- _What needs to be done_
Below is a set of records; restate each one word for word.

- _Dataset items_

-------------------------

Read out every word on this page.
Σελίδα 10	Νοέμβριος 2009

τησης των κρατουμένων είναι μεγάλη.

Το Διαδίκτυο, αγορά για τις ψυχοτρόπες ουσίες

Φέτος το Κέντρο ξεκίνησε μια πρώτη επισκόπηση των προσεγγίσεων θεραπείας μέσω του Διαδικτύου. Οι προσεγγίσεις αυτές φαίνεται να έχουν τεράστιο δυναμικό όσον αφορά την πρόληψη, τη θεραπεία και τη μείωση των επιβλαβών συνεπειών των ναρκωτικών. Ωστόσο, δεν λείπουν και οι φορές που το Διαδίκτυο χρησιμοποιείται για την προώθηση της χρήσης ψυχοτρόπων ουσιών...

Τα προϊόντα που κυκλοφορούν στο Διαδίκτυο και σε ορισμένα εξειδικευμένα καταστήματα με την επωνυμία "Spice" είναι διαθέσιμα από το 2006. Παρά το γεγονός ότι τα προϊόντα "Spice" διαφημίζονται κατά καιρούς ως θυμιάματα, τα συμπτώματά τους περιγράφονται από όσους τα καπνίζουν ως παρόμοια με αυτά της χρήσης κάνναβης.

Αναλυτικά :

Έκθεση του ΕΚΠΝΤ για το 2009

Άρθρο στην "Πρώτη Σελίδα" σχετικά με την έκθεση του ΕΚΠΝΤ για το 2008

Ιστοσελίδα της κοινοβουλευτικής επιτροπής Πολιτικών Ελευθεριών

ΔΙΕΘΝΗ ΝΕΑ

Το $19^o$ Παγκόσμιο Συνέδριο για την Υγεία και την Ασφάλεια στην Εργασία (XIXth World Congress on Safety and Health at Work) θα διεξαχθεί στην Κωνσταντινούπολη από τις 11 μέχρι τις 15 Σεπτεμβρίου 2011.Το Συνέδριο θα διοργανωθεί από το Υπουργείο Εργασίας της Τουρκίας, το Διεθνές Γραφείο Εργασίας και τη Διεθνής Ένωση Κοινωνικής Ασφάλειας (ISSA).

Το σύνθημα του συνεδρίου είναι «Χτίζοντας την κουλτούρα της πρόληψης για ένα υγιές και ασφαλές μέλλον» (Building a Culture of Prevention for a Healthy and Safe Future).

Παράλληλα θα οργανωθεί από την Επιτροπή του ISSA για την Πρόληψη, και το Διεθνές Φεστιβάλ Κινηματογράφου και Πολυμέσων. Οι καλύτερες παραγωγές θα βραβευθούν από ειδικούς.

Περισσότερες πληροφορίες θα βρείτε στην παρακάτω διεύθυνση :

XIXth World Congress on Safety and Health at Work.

-------------------------

- _Answer for the task_
Read out every word on this page.
Σελίδα 10	Νοέμβριος 2009

τησης των κρατουμένων είναι μεγάλη.

Το Διαδίκτυο, αγορά για τις ψυχοτρόπες ουσίες

Φέτος το Κέντρο ξεκίνησε μια πρώτη επισκόπηση των προσεγγίσεων θεραπείας μέσω του Διαδικτύου. Οι προσεγγίσεις αυτές φαίνεται να έχουν τεράστιο δυναμικό όσον αφορά την πρόληψη, τη θεραπεία και τη μείωση των επιβλαβών συνεπειών των ναρκωτικών. Ωστόσο, δεν λείπουν και οι φορές που το Διαδίκτυο χρησιμοποιείται για την προώθηση της χρήσης ψυχοτρόπων ουσιών...

Τα προϊόντα που κυκλοφορούν στο Διαδίκτυο και σε ορισμένα εξειδικευμένα καταστήματα με την επωνυμία "Spice" είναι διαθέσιμα από το 2006. Παρά το γεγονός ότι τα προϊόντα "Spice" διαφημίζονται κατά καιρούς ως θυμιάματα, τα συμπτώματά τους περιγράφονται από όσους τα καπνίζουν ως παρόμοια με αυτά της χρήσης κάνναβης.

Αναλυτικά :

Έκθεση του ΕΚΠΝΤ για το 2009

Άρθρο στην "Πρώτη Σελίδα" σχετικά με την έκθεση του ΕΚΠΝΤ για το 2008

Ιστοσελίδα της κοινοβουλευτικής επιτροπής Πολιτικών Ελευθεριών

ΔΙΕΘΝΗ ΝΕΑ

Το $19^o$ Παγκόσμιο Συνέδριο για την Υγεία και την Ασφάλεια στην Εργασία (XIXth World Congress on Safety and Health at Work) θα διεξαχθεί στην Κωνσταντινούπολη από τις 11 μέχρι τις 15 Σεπτεμβρίου 2011.Το Συνέδριο θα διοργανωθεί από το Υπουργείο Εργασίας της Τουρκίας, το Διεθνές Γραφείο Εργασίας και τη Διεθνής Ένωση Κοινωνικής Ασφάλειας (ISSA).

Το σύνθημα του συνεδρίου είναι «Χτίζοντας την κουλτούρα της πρόληψης για ένα υγιές και ασφαλές μέλλον» (Building a Culture of Prevention for a Healthy and Safe Future).

Παράλληλα θα οργανωθεί από την Επιτροπή του ISSA για την Πρόληψη, και το Διεθνές Φεστιβάλ Κινηματογράφου και Πολυμέσων. Οι καλύτερες παραγωγές θα βραβευθούν από ειδικούς.

Περισσότερες πληροφορίες θα βρείτε στην παρακάτω διεύθυνση :

XIXth World Congress on Safety and Health at Work.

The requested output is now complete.